**What to work on**
Pick out every line holding the string "Digital" and copy it.

**Listed records**
>> Begin

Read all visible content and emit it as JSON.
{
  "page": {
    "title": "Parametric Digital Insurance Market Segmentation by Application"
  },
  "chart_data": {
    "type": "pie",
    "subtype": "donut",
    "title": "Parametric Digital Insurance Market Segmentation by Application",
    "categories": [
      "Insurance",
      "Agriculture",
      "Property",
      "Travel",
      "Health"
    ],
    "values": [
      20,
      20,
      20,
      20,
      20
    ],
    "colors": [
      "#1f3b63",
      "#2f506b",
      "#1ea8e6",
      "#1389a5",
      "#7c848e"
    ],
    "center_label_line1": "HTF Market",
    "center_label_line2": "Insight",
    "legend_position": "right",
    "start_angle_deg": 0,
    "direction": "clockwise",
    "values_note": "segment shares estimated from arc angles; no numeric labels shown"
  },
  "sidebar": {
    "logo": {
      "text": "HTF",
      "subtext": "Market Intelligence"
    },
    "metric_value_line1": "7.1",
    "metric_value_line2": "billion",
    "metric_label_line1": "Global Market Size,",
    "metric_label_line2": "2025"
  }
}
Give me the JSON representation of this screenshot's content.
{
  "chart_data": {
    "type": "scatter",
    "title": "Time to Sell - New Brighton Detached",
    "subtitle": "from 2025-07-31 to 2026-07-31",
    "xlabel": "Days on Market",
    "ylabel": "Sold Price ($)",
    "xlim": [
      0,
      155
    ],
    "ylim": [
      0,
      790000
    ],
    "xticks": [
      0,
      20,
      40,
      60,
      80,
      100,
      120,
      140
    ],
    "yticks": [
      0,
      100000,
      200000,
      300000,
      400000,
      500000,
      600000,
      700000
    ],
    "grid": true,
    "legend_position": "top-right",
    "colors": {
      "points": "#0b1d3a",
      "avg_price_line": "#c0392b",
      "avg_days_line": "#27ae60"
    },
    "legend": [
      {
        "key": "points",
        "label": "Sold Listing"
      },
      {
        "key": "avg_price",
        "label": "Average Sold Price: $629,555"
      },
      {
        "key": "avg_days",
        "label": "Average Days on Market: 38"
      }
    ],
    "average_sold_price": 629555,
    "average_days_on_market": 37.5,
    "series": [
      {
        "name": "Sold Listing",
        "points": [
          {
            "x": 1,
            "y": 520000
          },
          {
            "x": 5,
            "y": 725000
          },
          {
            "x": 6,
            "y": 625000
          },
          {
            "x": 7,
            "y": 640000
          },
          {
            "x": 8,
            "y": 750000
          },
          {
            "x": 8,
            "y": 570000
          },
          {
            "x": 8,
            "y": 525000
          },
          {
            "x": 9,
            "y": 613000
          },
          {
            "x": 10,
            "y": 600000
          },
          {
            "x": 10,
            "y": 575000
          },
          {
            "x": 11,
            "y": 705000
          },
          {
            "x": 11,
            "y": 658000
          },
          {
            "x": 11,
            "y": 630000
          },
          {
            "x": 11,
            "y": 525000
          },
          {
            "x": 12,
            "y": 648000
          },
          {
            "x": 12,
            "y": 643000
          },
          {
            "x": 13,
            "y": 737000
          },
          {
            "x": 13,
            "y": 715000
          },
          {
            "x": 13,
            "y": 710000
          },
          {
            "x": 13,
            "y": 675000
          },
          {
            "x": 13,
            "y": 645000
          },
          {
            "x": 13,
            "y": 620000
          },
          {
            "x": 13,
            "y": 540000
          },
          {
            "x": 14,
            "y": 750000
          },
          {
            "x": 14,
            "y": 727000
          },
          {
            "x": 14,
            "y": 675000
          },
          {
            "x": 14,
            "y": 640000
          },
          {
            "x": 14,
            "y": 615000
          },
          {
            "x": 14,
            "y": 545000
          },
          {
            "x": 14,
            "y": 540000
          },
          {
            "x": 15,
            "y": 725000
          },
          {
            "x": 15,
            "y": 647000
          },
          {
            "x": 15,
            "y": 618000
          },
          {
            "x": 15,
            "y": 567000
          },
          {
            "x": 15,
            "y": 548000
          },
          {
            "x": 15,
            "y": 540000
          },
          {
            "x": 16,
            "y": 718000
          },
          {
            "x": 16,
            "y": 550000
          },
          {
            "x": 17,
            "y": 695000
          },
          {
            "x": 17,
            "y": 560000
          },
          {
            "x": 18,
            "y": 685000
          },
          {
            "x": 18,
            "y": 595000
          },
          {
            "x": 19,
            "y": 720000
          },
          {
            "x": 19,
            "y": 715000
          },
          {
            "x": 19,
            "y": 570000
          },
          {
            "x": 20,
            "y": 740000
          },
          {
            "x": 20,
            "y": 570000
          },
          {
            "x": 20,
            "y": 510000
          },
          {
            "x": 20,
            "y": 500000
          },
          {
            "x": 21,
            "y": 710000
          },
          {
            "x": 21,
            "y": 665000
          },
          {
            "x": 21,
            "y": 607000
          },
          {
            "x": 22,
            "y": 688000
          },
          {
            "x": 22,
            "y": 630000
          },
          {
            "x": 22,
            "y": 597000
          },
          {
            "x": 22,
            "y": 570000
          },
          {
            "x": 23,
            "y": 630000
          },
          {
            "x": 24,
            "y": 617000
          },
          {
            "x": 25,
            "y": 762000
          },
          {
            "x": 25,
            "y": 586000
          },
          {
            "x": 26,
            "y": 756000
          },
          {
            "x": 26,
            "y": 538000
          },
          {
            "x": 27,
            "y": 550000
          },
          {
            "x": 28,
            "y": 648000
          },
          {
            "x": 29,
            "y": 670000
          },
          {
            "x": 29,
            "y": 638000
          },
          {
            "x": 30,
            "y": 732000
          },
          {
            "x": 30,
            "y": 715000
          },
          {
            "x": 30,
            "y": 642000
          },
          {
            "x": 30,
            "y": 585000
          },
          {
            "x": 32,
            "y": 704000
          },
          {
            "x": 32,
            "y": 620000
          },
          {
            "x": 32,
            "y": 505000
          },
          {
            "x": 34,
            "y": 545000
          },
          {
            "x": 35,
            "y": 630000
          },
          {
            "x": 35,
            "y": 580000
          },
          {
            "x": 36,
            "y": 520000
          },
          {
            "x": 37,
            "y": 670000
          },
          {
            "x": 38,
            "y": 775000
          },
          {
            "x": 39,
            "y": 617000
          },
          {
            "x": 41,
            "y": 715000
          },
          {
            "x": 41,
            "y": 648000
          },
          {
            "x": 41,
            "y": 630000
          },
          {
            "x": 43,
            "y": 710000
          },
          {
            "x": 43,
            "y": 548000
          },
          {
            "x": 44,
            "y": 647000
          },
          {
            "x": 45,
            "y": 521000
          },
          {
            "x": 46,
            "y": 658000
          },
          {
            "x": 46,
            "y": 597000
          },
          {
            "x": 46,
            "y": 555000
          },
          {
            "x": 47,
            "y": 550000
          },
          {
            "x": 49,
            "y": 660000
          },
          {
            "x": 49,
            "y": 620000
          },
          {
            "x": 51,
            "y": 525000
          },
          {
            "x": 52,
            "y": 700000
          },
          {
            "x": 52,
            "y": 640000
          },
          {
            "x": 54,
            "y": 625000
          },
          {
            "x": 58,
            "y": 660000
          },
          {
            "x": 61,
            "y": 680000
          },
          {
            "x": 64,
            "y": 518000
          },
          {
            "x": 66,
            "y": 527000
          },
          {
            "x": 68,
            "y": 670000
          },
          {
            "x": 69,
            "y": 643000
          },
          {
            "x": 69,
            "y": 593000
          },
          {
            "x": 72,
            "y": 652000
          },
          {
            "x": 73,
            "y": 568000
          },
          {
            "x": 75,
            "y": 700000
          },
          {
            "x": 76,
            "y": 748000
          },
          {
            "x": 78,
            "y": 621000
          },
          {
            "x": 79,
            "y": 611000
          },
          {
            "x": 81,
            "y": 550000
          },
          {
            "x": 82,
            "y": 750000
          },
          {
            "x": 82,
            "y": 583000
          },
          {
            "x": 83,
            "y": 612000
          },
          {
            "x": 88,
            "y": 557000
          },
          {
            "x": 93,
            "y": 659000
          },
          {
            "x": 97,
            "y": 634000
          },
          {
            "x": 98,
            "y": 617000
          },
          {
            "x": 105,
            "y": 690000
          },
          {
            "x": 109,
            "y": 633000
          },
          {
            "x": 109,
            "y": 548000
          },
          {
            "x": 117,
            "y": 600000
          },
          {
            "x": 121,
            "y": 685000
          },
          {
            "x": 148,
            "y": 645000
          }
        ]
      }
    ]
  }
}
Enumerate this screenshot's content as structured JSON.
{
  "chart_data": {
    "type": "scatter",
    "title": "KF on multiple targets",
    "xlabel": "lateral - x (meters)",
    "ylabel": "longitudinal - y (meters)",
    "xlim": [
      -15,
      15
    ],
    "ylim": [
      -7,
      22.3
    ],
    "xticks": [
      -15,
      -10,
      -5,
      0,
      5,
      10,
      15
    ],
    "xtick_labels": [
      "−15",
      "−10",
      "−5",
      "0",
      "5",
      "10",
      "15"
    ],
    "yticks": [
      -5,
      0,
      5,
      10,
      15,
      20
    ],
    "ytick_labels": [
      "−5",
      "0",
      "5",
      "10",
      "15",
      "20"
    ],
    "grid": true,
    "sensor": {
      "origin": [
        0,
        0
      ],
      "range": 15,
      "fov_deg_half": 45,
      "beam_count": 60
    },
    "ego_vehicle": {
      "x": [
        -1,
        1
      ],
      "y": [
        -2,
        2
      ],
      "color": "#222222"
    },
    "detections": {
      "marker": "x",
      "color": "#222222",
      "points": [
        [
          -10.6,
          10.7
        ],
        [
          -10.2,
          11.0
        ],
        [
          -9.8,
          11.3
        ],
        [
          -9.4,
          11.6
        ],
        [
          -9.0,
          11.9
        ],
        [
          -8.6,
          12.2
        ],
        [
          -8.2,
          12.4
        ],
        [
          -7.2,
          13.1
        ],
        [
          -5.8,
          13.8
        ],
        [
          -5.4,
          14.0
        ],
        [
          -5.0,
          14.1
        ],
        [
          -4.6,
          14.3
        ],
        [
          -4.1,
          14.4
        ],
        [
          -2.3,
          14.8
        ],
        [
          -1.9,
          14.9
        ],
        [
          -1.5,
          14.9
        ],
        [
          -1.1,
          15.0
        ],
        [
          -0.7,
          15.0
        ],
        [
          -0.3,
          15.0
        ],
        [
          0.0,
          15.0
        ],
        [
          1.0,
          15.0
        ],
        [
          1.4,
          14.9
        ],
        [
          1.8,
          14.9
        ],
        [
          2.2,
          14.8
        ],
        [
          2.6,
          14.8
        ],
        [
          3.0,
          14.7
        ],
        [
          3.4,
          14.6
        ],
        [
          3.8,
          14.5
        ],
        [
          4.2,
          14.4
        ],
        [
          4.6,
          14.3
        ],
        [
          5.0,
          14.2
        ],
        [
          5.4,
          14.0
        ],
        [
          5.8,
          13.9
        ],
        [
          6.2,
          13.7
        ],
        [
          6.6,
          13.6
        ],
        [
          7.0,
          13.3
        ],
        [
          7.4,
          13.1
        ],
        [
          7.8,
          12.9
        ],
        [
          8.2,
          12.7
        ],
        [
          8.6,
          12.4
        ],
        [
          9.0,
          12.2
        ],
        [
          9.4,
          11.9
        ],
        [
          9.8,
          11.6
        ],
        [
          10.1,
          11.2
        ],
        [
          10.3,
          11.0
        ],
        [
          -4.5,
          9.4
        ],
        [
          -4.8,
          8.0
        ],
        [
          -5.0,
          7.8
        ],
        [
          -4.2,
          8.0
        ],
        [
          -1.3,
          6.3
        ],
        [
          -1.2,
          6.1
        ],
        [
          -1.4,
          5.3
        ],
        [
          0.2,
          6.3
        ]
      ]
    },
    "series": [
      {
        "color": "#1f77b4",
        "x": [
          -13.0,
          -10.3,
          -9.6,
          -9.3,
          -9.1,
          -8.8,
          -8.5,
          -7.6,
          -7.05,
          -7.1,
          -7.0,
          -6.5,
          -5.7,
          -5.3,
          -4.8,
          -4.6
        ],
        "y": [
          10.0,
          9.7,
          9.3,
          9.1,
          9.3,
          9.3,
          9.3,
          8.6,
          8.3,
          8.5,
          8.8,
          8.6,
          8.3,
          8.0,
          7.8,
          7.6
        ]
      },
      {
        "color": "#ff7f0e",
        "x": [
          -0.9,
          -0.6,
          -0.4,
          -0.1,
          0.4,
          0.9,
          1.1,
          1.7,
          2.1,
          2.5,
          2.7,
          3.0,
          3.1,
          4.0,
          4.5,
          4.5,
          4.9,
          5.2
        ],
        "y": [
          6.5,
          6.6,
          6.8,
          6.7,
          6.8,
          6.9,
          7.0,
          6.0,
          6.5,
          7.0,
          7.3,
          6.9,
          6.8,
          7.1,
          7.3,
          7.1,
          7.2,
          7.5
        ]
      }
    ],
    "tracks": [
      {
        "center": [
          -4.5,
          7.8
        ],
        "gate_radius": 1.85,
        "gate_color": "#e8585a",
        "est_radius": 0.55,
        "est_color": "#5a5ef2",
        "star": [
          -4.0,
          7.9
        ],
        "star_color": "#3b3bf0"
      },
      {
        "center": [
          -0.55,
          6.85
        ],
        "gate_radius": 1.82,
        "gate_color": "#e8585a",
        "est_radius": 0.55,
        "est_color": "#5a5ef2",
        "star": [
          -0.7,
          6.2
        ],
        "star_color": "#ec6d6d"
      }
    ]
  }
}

>> End

**Result of this task**
    "title": "Parametric Digital Insurance Market Segmentation by Application"
    "title": "Parametric Digital Insurance Market Segmentation by Application",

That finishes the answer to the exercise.